Check each line for the word "Erhöhung" and give how many have it. Say nothing else.

[start of Data entries]

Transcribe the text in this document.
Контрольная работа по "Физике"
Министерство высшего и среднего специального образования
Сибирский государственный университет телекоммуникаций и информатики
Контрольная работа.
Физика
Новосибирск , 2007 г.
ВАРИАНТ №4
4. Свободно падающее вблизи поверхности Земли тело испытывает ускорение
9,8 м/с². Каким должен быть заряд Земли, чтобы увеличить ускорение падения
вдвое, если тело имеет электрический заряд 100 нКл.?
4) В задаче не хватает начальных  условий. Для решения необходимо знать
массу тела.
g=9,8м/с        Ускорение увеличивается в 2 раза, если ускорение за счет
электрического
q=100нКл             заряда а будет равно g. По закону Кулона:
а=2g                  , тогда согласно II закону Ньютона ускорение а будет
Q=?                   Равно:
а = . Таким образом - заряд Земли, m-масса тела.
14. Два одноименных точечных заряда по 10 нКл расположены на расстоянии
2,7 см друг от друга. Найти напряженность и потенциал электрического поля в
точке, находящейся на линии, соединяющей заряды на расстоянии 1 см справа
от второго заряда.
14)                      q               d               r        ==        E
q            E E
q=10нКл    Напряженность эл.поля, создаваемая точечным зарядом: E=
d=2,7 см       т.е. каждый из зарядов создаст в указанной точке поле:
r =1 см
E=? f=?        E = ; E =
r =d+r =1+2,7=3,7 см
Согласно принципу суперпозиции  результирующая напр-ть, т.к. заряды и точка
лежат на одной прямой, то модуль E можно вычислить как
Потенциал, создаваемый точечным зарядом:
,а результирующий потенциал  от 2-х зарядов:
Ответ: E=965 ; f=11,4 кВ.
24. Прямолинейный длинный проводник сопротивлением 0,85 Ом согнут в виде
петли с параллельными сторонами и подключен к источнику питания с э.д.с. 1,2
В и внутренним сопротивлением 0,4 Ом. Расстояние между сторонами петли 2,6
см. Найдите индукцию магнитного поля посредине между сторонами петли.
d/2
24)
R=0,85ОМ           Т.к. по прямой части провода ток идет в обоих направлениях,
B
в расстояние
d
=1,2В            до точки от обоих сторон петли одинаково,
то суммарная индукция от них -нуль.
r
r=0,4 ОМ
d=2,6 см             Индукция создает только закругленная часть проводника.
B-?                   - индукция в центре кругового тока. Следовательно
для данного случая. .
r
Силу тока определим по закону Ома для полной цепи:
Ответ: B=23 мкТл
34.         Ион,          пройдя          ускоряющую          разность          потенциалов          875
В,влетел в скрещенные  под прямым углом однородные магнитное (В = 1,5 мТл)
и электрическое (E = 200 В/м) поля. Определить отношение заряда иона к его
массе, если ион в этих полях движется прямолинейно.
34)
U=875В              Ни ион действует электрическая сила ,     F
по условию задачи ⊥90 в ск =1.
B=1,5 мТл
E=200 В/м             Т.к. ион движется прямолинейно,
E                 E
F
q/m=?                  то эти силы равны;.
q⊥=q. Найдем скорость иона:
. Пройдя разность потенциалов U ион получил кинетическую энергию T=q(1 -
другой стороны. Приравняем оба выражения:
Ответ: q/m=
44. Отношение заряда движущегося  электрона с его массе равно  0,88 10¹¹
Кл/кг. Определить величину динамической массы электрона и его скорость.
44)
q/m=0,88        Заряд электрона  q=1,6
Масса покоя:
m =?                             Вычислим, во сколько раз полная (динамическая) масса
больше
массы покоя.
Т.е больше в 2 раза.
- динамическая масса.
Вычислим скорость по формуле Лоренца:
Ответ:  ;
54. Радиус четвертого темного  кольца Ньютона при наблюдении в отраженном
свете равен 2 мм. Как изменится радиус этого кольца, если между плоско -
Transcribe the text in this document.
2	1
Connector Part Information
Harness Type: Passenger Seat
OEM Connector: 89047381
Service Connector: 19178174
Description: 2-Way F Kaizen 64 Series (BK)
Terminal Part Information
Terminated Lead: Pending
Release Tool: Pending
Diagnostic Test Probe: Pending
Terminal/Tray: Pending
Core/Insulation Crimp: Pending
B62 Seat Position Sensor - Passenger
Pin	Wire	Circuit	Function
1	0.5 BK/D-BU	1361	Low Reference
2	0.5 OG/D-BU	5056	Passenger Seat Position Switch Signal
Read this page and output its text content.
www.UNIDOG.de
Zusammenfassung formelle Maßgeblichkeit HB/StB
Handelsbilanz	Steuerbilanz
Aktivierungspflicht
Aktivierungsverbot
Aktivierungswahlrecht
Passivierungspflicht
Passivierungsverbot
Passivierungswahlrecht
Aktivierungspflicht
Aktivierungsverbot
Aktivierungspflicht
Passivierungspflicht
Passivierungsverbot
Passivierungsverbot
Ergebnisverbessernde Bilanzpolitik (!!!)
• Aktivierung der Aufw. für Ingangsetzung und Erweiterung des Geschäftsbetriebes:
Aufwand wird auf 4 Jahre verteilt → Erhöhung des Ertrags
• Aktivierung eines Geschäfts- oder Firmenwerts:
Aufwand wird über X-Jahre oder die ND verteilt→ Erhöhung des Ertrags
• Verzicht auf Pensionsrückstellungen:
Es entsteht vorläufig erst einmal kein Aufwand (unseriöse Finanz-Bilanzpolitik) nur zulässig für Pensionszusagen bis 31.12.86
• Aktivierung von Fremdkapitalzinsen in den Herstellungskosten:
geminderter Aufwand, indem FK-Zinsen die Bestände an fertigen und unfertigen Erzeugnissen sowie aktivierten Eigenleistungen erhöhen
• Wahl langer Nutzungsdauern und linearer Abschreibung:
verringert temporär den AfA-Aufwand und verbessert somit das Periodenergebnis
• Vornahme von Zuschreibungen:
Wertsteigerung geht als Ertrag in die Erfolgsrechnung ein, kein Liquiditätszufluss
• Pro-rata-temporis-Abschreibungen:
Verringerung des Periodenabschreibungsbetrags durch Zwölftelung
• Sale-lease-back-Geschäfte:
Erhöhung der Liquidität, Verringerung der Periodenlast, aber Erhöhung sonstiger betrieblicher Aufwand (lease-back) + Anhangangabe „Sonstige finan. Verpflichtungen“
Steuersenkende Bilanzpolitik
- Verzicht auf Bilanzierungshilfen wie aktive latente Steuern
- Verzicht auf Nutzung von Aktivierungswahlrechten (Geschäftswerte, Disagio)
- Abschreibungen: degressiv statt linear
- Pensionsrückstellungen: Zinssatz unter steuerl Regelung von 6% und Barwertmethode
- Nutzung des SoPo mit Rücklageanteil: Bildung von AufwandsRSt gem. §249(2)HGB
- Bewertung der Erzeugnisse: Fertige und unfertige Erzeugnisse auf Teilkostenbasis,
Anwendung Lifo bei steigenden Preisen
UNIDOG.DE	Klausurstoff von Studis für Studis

[end of Data entries]

Result of the exercise: 3